_Records for this exercise_.

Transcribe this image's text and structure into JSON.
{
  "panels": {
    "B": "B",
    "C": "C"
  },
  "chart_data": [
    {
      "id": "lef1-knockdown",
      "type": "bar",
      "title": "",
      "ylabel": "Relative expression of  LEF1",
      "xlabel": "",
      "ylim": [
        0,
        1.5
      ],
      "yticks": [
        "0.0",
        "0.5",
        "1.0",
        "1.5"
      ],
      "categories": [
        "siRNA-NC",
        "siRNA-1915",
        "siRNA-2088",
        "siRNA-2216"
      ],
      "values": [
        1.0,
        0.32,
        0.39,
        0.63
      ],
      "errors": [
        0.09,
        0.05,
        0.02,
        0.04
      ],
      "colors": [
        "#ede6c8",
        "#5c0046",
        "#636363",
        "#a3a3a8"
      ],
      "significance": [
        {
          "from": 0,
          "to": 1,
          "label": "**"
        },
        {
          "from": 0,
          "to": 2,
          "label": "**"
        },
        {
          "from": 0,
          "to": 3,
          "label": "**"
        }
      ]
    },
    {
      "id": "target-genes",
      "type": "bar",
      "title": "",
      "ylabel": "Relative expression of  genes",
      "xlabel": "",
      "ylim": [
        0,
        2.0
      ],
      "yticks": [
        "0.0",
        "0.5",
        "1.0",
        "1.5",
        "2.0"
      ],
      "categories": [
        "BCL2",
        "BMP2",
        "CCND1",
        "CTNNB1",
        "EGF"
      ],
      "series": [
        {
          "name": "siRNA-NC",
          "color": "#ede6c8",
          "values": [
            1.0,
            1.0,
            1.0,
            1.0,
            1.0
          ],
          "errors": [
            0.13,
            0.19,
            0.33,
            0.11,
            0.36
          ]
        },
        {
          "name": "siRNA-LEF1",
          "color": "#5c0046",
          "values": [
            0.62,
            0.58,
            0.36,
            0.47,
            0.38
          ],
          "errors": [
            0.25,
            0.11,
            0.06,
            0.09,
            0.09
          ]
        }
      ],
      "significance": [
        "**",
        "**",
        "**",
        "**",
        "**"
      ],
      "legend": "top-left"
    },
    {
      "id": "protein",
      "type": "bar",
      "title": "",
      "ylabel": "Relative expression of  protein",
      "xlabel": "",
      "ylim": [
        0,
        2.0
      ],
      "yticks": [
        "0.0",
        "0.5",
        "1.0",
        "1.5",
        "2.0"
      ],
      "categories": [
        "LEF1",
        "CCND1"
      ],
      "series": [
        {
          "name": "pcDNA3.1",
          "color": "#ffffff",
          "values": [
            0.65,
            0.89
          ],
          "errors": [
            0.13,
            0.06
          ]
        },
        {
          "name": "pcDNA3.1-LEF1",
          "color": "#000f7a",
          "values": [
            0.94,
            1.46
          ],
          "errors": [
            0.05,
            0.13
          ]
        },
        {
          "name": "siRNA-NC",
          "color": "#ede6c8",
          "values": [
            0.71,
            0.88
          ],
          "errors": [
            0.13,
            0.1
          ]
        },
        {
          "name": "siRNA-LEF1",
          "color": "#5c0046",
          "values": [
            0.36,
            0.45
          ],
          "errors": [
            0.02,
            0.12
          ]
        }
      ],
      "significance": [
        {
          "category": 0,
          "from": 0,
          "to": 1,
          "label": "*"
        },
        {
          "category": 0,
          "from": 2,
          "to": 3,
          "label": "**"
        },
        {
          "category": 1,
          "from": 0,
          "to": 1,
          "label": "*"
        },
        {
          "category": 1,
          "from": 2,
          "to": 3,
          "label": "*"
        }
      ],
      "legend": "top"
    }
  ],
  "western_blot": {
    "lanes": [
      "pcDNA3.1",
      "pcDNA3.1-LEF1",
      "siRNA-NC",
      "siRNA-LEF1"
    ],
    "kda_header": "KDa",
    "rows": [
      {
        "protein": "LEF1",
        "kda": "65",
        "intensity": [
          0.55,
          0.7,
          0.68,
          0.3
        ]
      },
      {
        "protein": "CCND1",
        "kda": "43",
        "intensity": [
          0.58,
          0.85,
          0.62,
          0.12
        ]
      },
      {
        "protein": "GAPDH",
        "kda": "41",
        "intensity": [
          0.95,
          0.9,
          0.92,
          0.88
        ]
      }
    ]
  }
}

_Problem details_. Search the data above for the string "expression" and return every line that has it.

_Expected answer_.
      "ylabel": "Relative expression of  LEF1",
      "ylabel": "Relative expression of  genes",
      "ylabel": "Relative expression of  protein",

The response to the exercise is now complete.